#### [Given task]
Pictures stay out of the copy; set down each line of the listing below exactly.
------ Exercise input
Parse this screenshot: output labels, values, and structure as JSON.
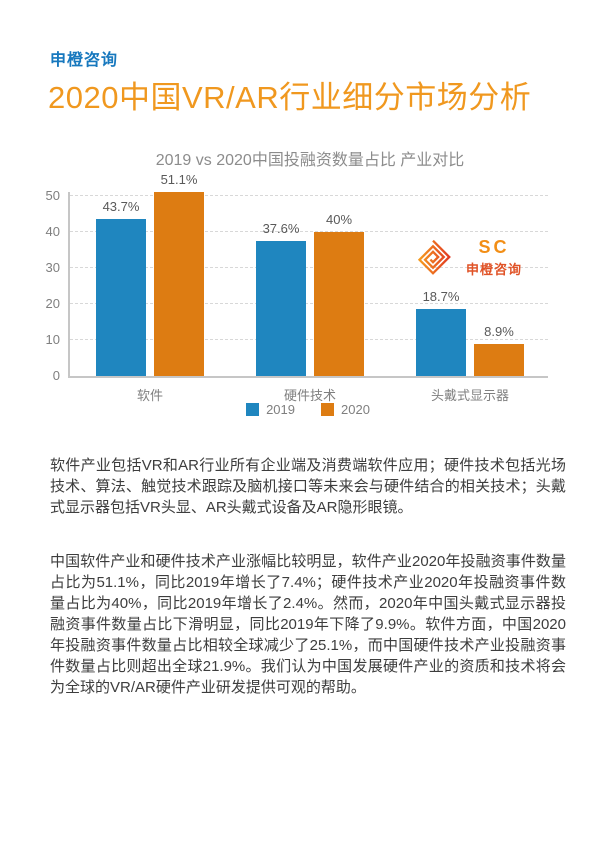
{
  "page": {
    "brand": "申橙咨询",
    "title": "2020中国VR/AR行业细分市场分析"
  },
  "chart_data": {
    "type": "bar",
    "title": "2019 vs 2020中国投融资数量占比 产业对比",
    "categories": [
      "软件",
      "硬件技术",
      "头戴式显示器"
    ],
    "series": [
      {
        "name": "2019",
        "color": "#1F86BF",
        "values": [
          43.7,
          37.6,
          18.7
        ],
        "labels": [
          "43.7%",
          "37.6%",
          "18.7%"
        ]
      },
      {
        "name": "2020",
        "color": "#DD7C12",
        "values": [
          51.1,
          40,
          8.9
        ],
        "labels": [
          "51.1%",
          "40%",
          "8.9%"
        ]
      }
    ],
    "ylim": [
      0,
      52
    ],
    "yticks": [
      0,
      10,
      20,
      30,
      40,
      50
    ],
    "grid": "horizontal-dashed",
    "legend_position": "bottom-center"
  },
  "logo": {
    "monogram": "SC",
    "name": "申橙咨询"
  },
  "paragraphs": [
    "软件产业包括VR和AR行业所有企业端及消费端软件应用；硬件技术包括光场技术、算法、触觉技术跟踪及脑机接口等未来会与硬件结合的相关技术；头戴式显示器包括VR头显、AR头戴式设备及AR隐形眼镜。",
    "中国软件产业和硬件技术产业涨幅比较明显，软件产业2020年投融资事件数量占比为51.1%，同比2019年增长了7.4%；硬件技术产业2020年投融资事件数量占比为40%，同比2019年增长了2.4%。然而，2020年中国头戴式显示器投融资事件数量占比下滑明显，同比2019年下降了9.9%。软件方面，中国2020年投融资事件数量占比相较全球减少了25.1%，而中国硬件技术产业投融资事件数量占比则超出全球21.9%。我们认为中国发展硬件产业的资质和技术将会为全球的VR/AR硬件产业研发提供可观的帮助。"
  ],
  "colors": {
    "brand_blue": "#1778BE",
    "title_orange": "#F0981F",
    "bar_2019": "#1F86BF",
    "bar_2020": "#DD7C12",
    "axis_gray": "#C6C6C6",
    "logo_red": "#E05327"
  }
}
------------
#### [Full response]
Parse this screenshot: output labels, values, and structure as JSON.
{
  "page": {
    "brand": "申橙咨询",
    "title": "2020中国VR/AR行业细分市场分析"
  },
  "chart_data": {
    "type": "bar",
    "title": "2019 vs 2020中国投融资数量占比 产业对比",
    "categories": [
      "软件",
      "硬件技术",
      "头戴式显示器"
    ],
    "series": [
      {
        "name": "2019",
        "color": "#1F86BF",
        "values": [
          43.7,
          37.6,
          18.7
        ],
        "labels": [
          "43.7%",
          "37.6%",
          "18.7%"
        ]
      },
      {
        "name": "2020",
        "color": "#DD7C12",
        "values": [
          51.1,
          40,
          8.9
        ],
        "labels": [
          "51.1%",
          "40%",
          "8.9%"
        ]
      }
    ],
    "ylim": [
      0,
      52
    ],
    "yticks": [
      0,
      10,
      20,
      30,
      40,
      50
    ],
    "grid": "horizontal-dashed",
    "legend_position": "bottom-center"
  },
  "logo": {
    "monogram": "SC",
    "name": "申橙咨询"
  },
  "paragraphs": [
    "软件产业包括VR和AR行业所有企业端及消费端软件应用；硬件技术包括光场技术、算法、触觉技术跟踪及脑机接口等未来会与硬件结合的相关技术；头戴式显示器包括VR头显、AR头戴式设备及AR隐形眼镜。",
    "中国软件产业和硬件技术产业涨幅比较明显，软件产业2020年投融资事件数量占比为51.1%，同比2019年增长了7.4%；硬件技术产业2020年投融资事件数量占比为40%，同比2019年增长了2.4%。然而，2020年中国头戴式显示器投融资事件数量占比下滑明显，同比2019年下降了9.9%。软件方面，中国2020年投融资事件数量占比相较全球减少了25.1%，而中国硬件技术产业投融资事件数量占比则超出全球21.9%。我们认为中国发展硬件产业的资质和技术将会为全球的VR/AR硬件产业研发提供可观的帮助。"
  ],
  "colors": {
    "brand_blue": "#1778BE",
    "title_orange": "#F0981F",
    "bar_2019": "#1F86BF",
    "bar_2020": "#DD7C12",
    "axis_gray": "#C6C6C6",
    "logo_red": "#E05327"
  }
}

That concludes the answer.